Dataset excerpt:
** begin **

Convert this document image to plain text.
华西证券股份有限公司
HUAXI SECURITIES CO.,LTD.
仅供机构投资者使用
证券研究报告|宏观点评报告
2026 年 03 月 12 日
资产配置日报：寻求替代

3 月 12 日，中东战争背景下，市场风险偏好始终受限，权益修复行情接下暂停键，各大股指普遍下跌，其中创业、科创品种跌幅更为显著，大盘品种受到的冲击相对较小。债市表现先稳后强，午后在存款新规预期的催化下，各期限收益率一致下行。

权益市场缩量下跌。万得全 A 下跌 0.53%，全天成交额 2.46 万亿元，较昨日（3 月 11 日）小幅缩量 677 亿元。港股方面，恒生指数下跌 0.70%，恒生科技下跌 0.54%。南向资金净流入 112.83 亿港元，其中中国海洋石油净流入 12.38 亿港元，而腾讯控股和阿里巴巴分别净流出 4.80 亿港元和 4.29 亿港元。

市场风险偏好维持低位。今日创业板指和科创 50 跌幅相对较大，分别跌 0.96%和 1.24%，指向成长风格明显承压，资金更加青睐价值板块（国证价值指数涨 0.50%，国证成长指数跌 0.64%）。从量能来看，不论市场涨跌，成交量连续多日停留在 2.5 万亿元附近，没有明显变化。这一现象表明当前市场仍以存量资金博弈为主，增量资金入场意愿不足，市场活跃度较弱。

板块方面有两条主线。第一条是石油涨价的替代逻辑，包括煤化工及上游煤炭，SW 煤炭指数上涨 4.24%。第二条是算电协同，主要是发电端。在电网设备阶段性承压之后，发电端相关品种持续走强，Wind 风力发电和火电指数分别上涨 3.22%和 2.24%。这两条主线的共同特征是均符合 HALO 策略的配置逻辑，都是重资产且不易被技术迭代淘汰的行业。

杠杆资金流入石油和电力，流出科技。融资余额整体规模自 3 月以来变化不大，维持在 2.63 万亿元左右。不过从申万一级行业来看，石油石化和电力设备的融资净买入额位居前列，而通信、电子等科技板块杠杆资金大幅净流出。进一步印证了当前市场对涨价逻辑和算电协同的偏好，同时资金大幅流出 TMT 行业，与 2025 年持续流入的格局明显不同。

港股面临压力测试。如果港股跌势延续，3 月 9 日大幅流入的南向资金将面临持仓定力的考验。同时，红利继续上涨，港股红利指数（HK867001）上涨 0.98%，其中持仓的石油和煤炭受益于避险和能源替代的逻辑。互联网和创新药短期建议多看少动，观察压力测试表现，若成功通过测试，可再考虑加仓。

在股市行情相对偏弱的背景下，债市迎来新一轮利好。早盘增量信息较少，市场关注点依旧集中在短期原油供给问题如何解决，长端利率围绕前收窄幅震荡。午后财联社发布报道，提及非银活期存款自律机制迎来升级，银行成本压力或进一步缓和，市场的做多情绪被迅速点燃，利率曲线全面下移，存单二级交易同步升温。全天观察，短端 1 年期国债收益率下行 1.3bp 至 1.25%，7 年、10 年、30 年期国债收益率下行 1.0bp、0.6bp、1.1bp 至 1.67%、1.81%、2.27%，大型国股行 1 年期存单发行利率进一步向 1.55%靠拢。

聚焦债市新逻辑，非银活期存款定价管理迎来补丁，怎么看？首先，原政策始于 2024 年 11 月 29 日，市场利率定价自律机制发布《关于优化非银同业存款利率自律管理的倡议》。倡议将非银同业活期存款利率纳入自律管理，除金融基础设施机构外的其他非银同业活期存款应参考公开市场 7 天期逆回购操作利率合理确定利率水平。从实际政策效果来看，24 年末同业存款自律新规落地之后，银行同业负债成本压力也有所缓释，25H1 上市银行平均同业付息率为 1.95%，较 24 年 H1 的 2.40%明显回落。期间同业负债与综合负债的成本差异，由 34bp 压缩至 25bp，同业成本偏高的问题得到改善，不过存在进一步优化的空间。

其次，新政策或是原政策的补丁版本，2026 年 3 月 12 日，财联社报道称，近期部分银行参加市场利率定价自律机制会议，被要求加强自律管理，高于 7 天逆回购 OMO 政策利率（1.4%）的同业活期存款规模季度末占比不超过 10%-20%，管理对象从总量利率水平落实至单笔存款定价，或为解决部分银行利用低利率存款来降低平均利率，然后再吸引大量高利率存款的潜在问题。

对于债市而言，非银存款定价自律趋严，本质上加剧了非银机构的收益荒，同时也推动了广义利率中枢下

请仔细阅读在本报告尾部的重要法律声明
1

** end **

§ **Exercise objective**:
Extract the complete data, matching each line exactly.

§ **Exercise response**:
Convert this document image to plain text.
华西证券股份有限公司
HUAXI SECURITIES CO.,LTD.
仅供机构投资者使用
证券研究报告|宏观点评报告
2026 年 03 月 12 日
资产配置日报：寻求替代

3 月 12 日，中东战争背景下，市场风险偏好始终受限，权益修复行情接下暂停键，各大股指普遍下跌，其中创业、科创品种跌幅更为显著，大盘品种受到的冲击相对较小。债市表现先稳后强，午后在存款新规预期的催化下，各期限收益率一致下行。

权益市场缩量下跌。万得全 A 下跌 0.53%，全天成交额 2.46 万亿元，较昨日（3 月 11 日）小幅缩量 677 亿元。港股方面，恒生指数下跌 0.70%，恒生科技下跌 0.54%。南向资金净流入 112.83 亿港元，其中中国海洋石油净流入 12.38 亿港元，而腾讯控股和阿里巴巴分别净流出 4.80 亿港元和 4.29 亿港元。

市场风险偏好维持低位。今日创业板指和科创 50 跌幅相对较大，分别跌 0.96%和 1.24%，指向成长风格明显承压，资金更加青睐价值板块（国证价值指数涨 0.50%，国证成长指数跌 0.64%）。从量能来看，不论市场涨跌，成交量连续多日停留在 2.5 万亿元附近，没有明显变化。这一现象表明当前市场仍以存量资金博弈为主，增量资金入场意愿不足，市场活跃度较弱。

板块方面有两条主线。第一条是石油涨价的替代逻辑，包括煤化工及上游煤炭，SW 煤炭指数上涨 4.24%。第二条是算电协同，主要是发电端。在电网设备阶段性承压之后，发电端相关品种持续走强，Wind 风力发电和火电指数分别上涨 3.22%和 2.24%。这两条主线的共同特征是均符合 HALO 策略的配置逻辑，都是重资产且不易被技术迭代淘汰的行业。

杠杆资金流入石油和电力，流出科技。融资余额整体规模自 3 月以来变化不大，维持在 2.63 万亿元左右。不过从申万一级行业来看，石油石化和电力设备的融资净买入额位居前列，而通信、电子等科技板块杠杆资金大幅净流出。进一步印证了当前市场对涨价逻辑和算电协同的偏好，同时资金大幅流出 TMT 行业，与 2025 年持续流入的格局明显不同。

港股面临压力测试。如果港股跌势延续，3 月 9 日大幅流入的南向资金将面临持仓定力的考验。同时，红利继续上涨，港股红利指数（HK867001）上涨 0.98%，其中持仓的石油和煤炭受益于避险和能源替代的逻辑。互联网和创新药短期建议多看少动，观察压力测试表现，若成功通过测试，可再考虑加仓。

在股市行情相对偏弱的背景下，债市迎来新一轮利好。早盘增量信息较少，市场关注点依旧集中在短期原油供给问题如何解决，长端利率围绕前收窄幅震荡。午后财联社发布报道，提及非银活期存款自律机制迎来升级，银行成本压力或进一步缓和，市场的做多情绪被迅速点燃，利率曲线全面下移，存单二级交易同步升温。全天观察，短端 1 年期国债收益率下行 1.3bp 至 1.25%，7 年、10 年、30 年期国债收益率下行 1.0bp、0.6bp、1.1bp 至 1.67%、1.81%、2.27%，大型国股行 1 年期存单发行利率进一步向 1.55%靠拢。

聚焦债市新逻辑，非银活期存款定价管理迎来补丁，怎么看？首先，原政策始于 2024 年 11 月 29 日，市场利率定价自律机制发布《关于优化非银同业存款利率自律管理的倡议》。倡议将非银同业活期存款利率纳入自律管理，除金融基础设施机构外的其他非银同业活期存款应参考公开市场 7 天期逆回购操作利率合理确定利率水平。从实际政策效果来看，24 年末同业存款自律新规落地之后，银行同业负债成本压力也有所缓释，25H1 上市银行平均同业付息率为 1.95%，较 24 年 H1 的 2.40%明显回落。期间同业负债与综合负债的成本差异，由 34bp 压缩至 25bp，同业成本偏高的问题得到改善，不过存在进一步优化的空间。

其次，新政策或是原政策的补丁版本，2026 年 3 月 12 日，财联社报道称，近期部分银行参加市场利率定价自律机制会议，被要求加强自律管理，高于 7 天逆回购 OMO 政策利率（1.4%）的同业活期存款规模季度末占比不超过 10%-20%，管理对象从总量利率水平落实至单笔存款定价，或为解决部分银行利用低利率存款来降低平均利率，然后再吸引大量高利率存款的潜在问题。

对于债市而言，非银存款定价自律趋严，本质上加剧了非银机构的收益荒，同时也推动了广义利率中枢下

请仔细阅读在本报告尾部的重要法律声明
1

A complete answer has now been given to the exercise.